Return every line of the material exactly.

[Stored data]
- - -
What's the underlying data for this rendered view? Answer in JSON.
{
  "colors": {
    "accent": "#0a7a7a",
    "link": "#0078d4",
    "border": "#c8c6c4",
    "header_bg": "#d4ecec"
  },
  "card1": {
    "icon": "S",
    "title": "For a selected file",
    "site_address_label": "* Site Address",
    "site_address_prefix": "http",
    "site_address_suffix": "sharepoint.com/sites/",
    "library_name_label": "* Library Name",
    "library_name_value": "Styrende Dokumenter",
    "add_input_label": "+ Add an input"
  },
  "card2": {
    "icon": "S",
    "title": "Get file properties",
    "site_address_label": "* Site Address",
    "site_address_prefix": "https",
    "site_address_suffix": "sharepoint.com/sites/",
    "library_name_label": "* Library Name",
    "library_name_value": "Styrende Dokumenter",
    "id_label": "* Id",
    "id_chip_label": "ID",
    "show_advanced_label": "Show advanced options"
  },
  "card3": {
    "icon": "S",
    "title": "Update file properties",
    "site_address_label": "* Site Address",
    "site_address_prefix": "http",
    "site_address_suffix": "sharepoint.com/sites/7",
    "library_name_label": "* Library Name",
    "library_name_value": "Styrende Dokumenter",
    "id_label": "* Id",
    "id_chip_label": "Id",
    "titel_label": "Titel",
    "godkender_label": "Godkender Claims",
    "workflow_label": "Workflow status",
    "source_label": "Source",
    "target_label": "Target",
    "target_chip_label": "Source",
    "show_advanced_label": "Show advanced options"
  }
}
- - -
Answer to the problem:
What's the underlying data for this rendered view? Answer in JSON.
{
  "colors": {
    "accent": "#0a7a7a",
    "link": "#0078d4",
    "border": "#c8c6c4",
    "header_bg": "#d4ecec"
  },
  "card1": {
    "icon": "S",
    "title": "For a selected file",
    "site_address_label": "* Site Address",
    "site_address_prefix": "http",
    "site_address_suffix": "sharepoint.com/sites/",
    "library_name_label": "* Library Name",
    "library_name_value": "Styrende Dokumenter",
    "add_input_label": "+ Add an input"
  },
  "card2": {
    "icon": "S",
    "title": "Get file properties",
    "site_address_label": "* Site Address",
    "site_address_prefix": "https",
    "site_address_suffix": "sharepoint.com/sites/",
    "library_name_label": "* Library Name",
    "library_name_value": "Styrende Dokumenter",
    "id_label": "* Id",
    "id_chip_label": "ID",
    "show_advanced_label": "Show advanced options"
  },
  "card3": {
    "icon": "S",
    "title": "Update file properties",
    "site_address_label": "* Site Address",
    "site_address_prefix": "http",
    "site_address_suffix": "sharepoint.com/sites/7",
    "library_name_label": "* Library Name",
    "library_name_value": "Styrende Dokumenter",
    "id_label": "* Id",
    "id_chip_label": "Id",
    "titel_label": "Titel",
    "godkender_label": "Godkender Claims",
    "workflow_label": "Workflow status",
    "source_label": "Source",
    "target_label": "Target",
    "target_chip_label": "Source",
    "show_advanced_label": "Show advanced options"
  }
}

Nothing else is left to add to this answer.